## TASK
Search the data for the word "межгосударственной" and copy every line where it occurs.

=== RECORDS ===

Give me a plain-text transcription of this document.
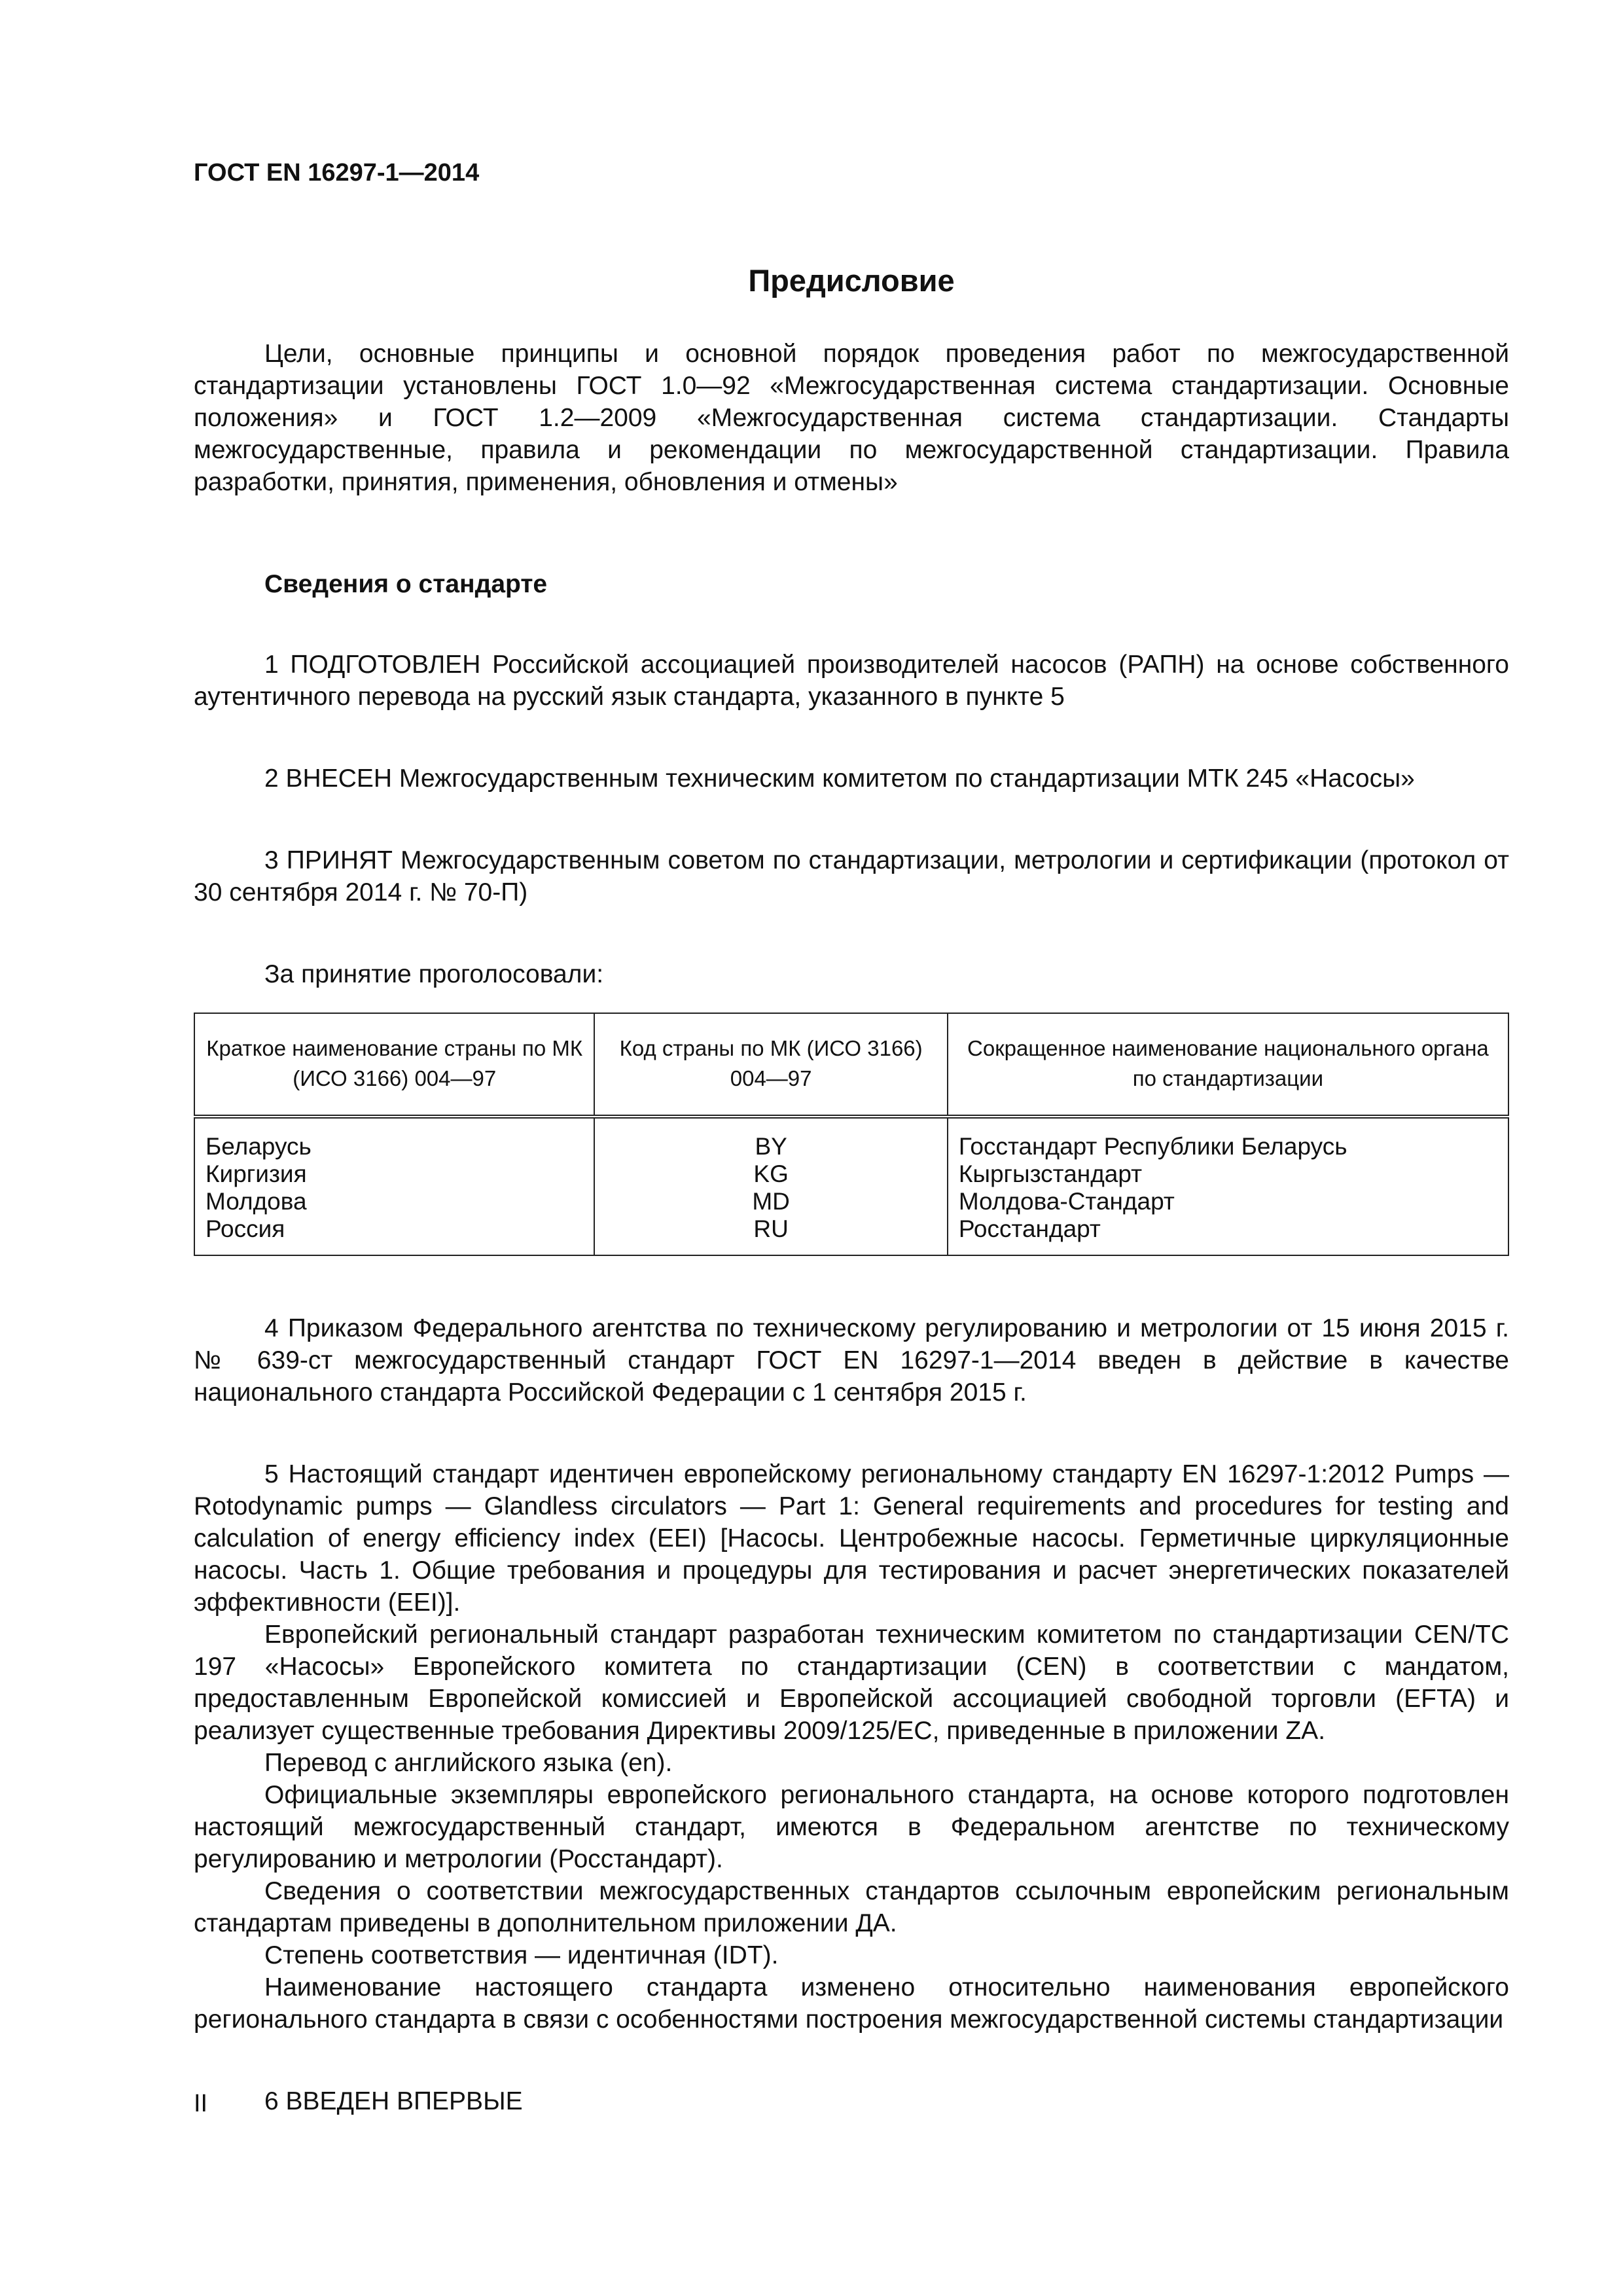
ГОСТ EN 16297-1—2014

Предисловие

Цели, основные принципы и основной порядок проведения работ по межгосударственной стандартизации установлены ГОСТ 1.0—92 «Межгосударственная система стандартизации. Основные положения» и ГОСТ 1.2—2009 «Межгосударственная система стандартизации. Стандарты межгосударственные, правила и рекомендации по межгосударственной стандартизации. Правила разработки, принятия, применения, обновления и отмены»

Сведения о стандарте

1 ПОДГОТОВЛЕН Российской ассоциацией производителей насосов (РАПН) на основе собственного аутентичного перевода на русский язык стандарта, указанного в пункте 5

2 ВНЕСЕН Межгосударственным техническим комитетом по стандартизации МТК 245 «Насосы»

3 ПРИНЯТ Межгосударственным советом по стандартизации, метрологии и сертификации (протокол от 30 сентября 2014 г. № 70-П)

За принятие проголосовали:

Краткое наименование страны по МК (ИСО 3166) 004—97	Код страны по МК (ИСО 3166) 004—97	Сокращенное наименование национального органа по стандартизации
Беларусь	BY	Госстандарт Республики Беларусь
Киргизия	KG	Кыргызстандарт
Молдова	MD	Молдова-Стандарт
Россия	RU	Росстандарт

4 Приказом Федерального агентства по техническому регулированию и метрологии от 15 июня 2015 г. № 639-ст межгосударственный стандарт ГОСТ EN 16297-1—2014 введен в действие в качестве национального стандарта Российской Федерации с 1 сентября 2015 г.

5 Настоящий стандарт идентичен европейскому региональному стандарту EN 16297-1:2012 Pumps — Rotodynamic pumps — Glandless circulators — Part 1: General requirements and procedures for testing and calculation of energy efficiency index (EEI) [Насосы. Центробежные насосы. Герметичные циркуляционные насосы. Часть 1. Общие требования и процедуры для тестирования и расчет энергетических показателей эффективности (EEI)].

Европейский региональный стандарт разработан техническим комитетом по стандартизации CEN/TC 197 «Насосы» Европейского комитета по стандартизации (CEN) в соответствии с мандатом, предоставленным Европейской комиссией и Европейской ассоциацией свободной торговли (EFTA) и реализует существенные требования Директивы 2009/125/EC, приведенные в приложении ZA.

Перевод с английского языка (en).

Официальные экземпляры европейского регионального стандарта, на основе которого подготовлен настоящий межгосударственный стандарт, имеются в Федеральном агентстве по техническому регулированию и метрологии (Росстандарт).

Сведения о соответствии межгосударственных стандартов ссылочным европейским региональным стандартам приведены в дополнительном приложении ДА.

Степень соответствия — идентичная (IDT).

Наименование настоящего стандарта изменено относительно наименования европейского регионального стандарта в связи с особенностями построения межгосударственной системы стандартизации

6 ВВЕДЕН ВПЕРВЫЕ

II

===

## WRITTEN RESPONSE
Цели, основные принципы и основной порядок проведения работ по межгосударственной стандартизации установлены ГОСТ 1.0—92 «Межгосударственная система стандартизации. Основные положения» и ГОСТ 1.2—2009 «Межгосударственная система стандартизации. Стандарты межгосударственные, правила и рекомендации по межгосударственной стандартизации. Правила разработки, принятия, применения, обновления и отмены»
Наименование настоящего стандарта изменено относительно наименования европейского регионального стандарта в связи с особенностями построения межгосударственной системы стандартизации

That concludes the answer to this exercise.